### EXERCISE MATERIAL

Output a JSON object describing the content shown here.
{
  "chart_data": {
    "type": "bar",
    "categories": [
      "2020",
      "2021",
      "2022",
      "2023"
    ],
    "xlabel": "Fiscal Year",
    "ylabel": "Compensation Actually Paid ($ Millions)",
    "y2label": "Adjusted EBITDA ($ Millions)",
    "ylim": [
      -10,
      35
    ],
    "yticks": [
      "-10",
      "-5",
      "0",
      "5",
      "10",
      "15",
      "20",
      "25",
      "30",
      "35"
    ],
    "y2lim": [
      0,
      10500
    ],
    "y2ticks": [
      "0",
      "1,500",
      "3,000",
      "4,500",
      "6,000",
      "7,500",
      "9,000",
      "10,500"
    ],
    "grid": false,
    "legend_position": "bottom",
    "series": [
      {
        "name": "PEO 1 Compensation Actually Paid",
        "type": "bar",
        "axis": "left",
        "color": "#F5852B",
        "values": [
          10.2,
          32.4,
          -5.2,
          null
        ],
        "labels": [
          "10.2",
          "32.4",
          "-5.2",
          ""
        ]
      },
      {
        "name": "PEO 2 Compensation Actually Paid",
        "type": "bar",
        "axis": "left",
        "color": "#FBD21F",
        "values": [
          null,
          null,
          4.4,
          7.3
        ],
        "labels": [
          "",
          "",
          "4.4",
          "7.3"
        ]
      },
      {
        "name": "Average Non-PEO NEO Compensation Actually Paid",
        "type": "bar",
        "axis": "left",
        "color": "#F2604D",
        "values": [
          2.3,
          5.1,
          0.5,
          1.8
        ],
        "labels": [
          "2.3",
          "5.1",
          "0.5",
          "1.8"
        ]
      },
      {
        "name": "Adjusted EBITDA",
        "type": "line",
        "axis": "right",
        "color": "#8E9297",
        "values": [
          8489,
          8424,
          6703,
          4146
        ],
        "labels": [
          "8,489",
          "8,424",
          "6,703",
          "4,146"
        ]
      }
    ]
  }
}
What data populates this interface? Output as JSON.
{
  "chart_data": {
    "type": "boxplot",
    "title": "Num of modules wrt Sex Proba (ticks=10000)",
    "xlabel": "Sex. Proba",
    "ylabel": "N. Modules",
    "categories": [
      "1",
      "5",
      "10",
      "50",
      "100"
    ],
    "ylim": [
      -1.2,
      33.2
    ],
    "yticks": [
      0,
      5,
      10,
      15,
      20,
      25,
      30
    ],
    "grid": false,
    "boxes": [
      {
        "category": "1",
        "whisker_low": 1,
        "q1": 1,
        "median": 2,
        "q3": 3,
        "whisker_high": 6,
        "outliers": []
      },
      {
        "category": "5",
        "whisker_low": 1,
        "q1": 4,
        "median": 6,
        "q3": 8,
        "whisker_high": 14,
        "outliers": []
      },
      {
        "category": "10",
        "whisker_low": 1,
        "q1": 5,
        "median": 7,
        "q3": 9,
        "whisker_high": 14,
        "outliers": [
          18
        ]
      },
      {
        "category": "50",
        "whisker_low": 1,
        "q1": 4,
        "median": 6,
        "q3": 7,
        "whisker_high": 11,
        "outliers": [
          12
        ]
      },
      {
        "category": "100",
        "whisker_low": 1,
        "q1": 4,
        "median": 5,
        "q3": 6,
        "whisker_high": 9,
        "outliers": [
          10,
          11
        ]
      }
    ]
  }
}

### DESCRIPTION OF THE TASK
Emit the full listing verbatim.

### WRITTEN RESPONSE
Output a JSON object describing the content shown here.
{
  "chart_data": {
    "type": "bar",
    "categories": [
      "2020",
      "2021",
      "2022",
      "2023"
    ],
    "xlabel": "Fiscal Year",
    "ylabel": "Compensation Actually Paid ($ Millions)",
    "y2label": "Adjusted EBITDA ($ Millions)",
    "ylim": [
      -10,
      35
    ],
    "yticks": [
      "-10",
      "-5",
      "0",
      "5",
      "10",
      "15",
      "20",
      "25",
      "30",
      "35"
    ],
    "y2lim": [
      0,
      10500
    ],
    "y2ticks": [
      "0",
      "1,500",
      "3,000",
      "4,500",
      "6,000",
      "7,500",
      "9,000",
      "10,500"
    ],
    "grid": false,
    "legend_position": "bottom",
    "series": [
      {
        "name": "PEO 1 Compensation Actually Paid",
        "type": "bar",
        "axis": "left",
        "color": "#F5852B",
        "values": [
          10.2,
          32.4,
          -5.2,
          null
        ],
        "labels": [
          "10.2",
          "32.4",
          "-5.2",
          ""
        ]
      },
      {
        "name": "PEO 2 Compensation Actually Paid",
        "type": "bar",
        "axis": "left",
        "color": "#FBD21F",
        "values": [
          null,
          null,
          4.4,
          7.3
        ],
        "labels": [
          "",
          "",
          "4.4",
          "7.3"
        ]
      },
      {
        "name": "Average Non-PEO NEO Compensation Actually Paid",
        "type": "bar",
        "axis": "left",
        "color": "#F2604D",
        "values": [
          2.3,
          5.1,
          0.5,
          1.8
        ],
        "labels": [
          "2.3",
          "5.1",
          "0.5",
          "1.8"
        ]
      },
      {
        "name": "Adjusted EBITDA",
        "type": "line",
        "axis": "right",
        "color": "#8E9297",
        "values": [
          8489,
          8424,
          6703,
          4146
        ],
        "labels": [
          "8,489",
          "8,424",
          "6,703",
          "4,146"
        ]
      }
    ]
  }
}
What data populates this interface? Output as JSON.
{
  "chart_data": {
    "type": "boxplot",
    "title": "Num of modules wrt Sex Proba (ticks=10000)",
    "xlabel": "Sex. Proba",
    "ylabel": "N. Modules",
    "categories": [
      "1",
      "5",
      "10",
      "50",
      "100"
    ],
    "ylim": [
      -1.2,
      33.2
    ],
    "yticks": [
      0,
      5,
      10,
      15,
      20,
      25,
      30
    ],
    "grid": false,
    "boxes": [
      {
        "category": "1",
        "whisker_low": 1,
        "q1": 1,
        "median": 2,
        "q3": 3,
        "whisker_high": 6,
        "outliers": []
      },
      {
        "category": "5",
        "whisker_low": 1,
        "q1": 4,
        "median": 6,
        "q3": 8,
        "whisker_high": 14,
        "outliers": []
      },
      {
        "category": "10",
        "whisker_low": 1,
        "q1": 5,
        "median": 7,
        "q3": 9,
        "whisker_high": 14,
        "outliers": [
          18
        ]
      },
      {
        "category": "50",
        "whisker_low": 1,
        "q1": 4,
        "median": 6,
        "q3": 7,
        "whisker_high": 11,
        "outliers": [
          12
        ]
      },
      {
        "category": "100",
        "whisker_low": 1,
        "q1": 4,
        "median": 5,
        "q3": 6,
        "whisker_high": 9,
        "outliers": [
          10,
          11
        ]
      }
    ]
  }
}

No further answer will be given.